Exercise description >>
Write out the entire listing below exactly as it appears, minus any pictures.

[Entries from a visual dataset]
————

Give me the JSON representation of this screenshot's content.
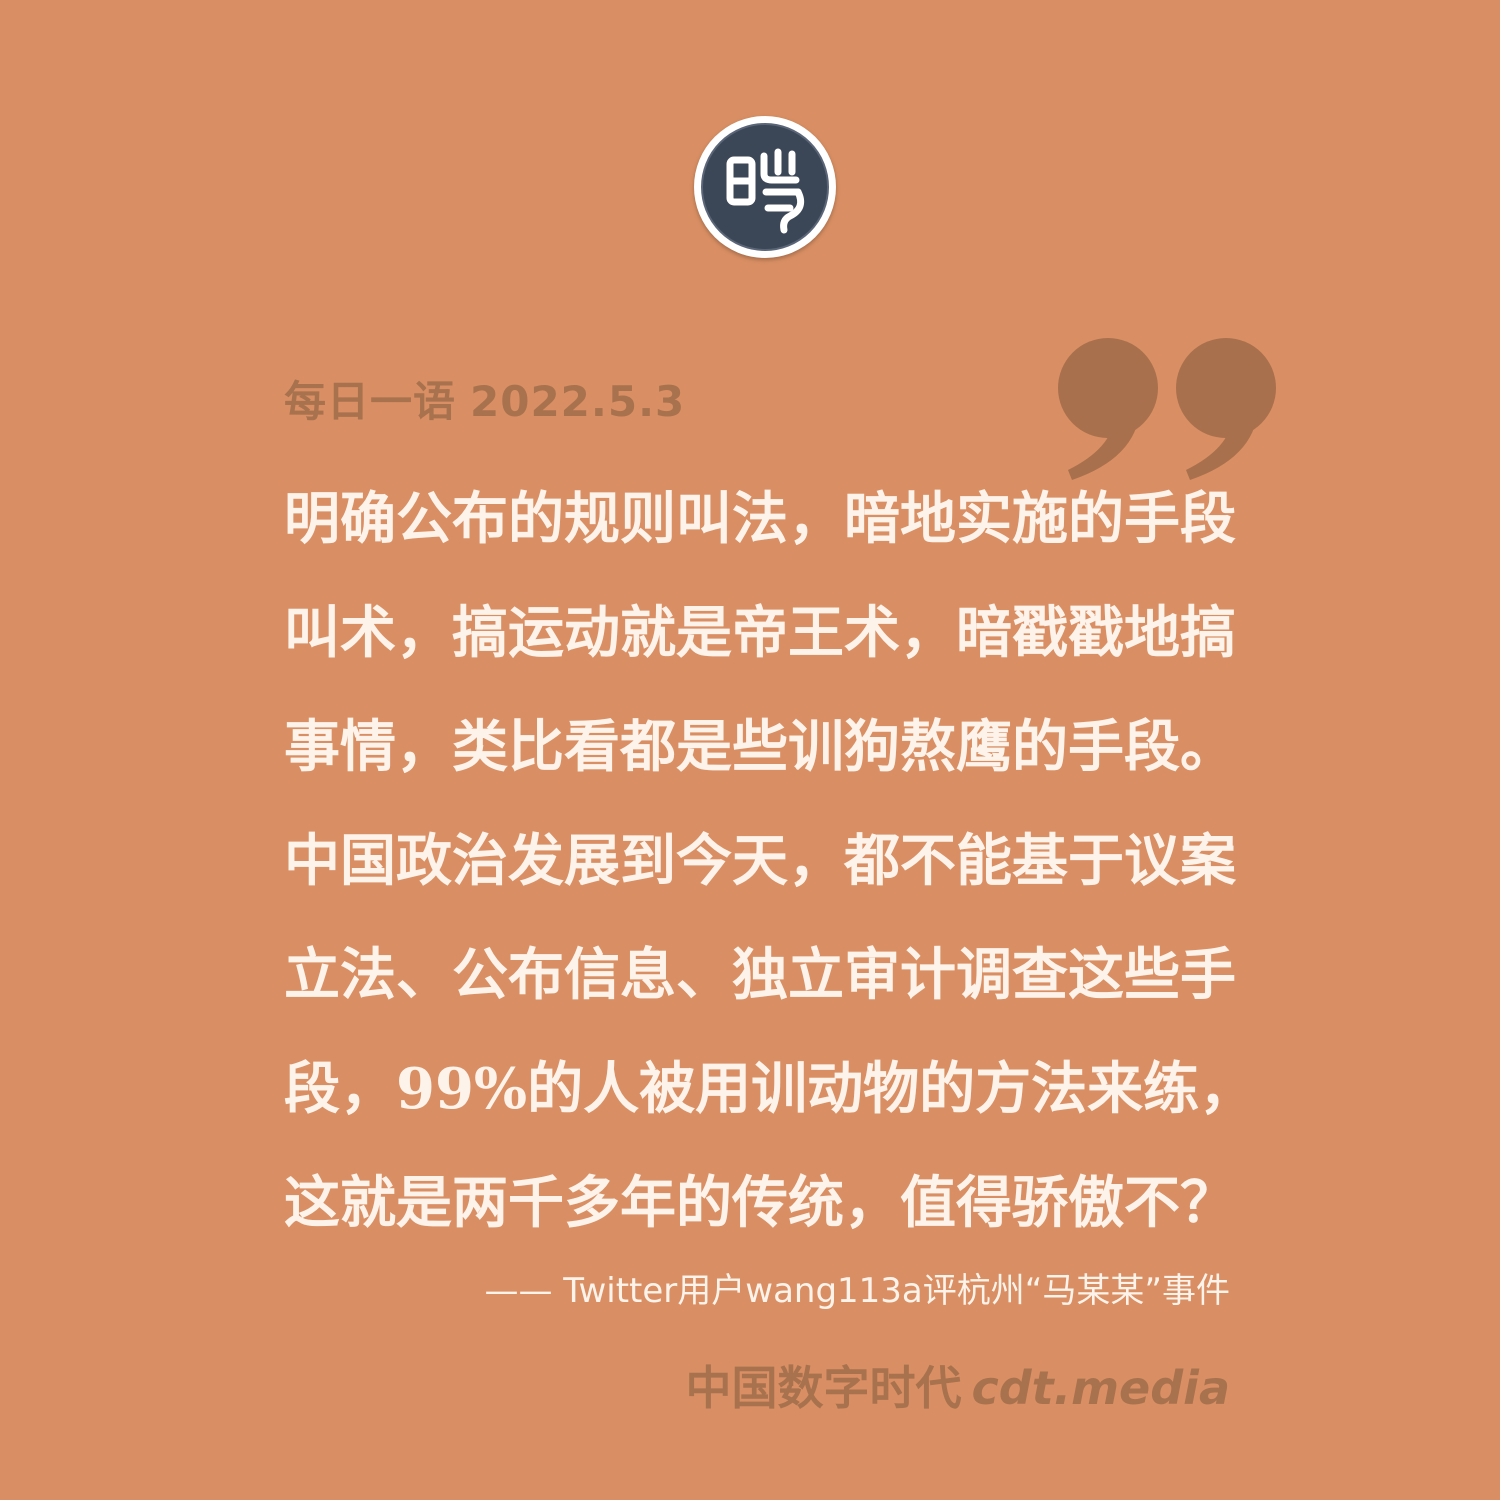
{
  "logo": {
    "icon": "cdt-seal-logo",
    "glyph": "䜶"
  },
  "header": {
    "date_label": "每日一语",
    "date": "2022.5.3"
  },
  "quote": {
    "lines": [
      "明确公布的规则叫法，暗地实施的手段",
      "叫术，搞运动就是帝王术，暗戳戳地搞",
      "事情，类比看都是些训狗熬鹰的手段。",
      "中国政治发展到今天，都不能基于议案",
      "立法、公布信息、独立审计调查这些手",
      "段，99%的人被用训动物的方法来练，",
      "这就是两千多年的传统，值得骄傲不？"
    ],
    "attribution": "—— Twitter用户wang113a评杭州“马某某”事件"
  },
  "footer": {
    "brand_name": "中国数字时代",
    "brand_url": "cdt.media"
  },
  "colors": {
    "background": "#d98f63",
    "text": "#fdf3ea",
    "muted": "#a8724f",
    "logo_dark": "#3b4656"
  }
}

————

Full solution >>
Give me the JSON representation of this screenshot's content.
{
  "logo": {
    "icon": "cdt-seal-logo",
    "glyph": "䜶"
  },
  "header": {
    "date_label": "每日一语",
    "date": "2022.5.3"
  },
  "quote": {
    "lines": [
      "明确公布的规则叫法，暗地实施的手段",
      "叫术，搞运动就是帝王术，暗戳戳地搞",
      "事情，类比看都是些训狗熬鹰的手段。",
      "中国政治发展到今天，都不能基于议案",
      "立法、公布信息、独立审计调查这些手",
      "段，99%的人被用训动物的方法来练，",
      "这就是两千多年的传统，值得骄傲不？"
    ],
    "attribution": "—— Twitter用户wang113a评杭州“马某某”事件"
  },
  "footer": {
    "brand_name": "中国数字时代",
    "brand_url": "cdt.media"
  },
  "colors": {
    "background": "#d98f63",
    "text": "#fdf3ea",
    "muted": "#a8724f",
    "logo_dark": "#3b4656"
  }
}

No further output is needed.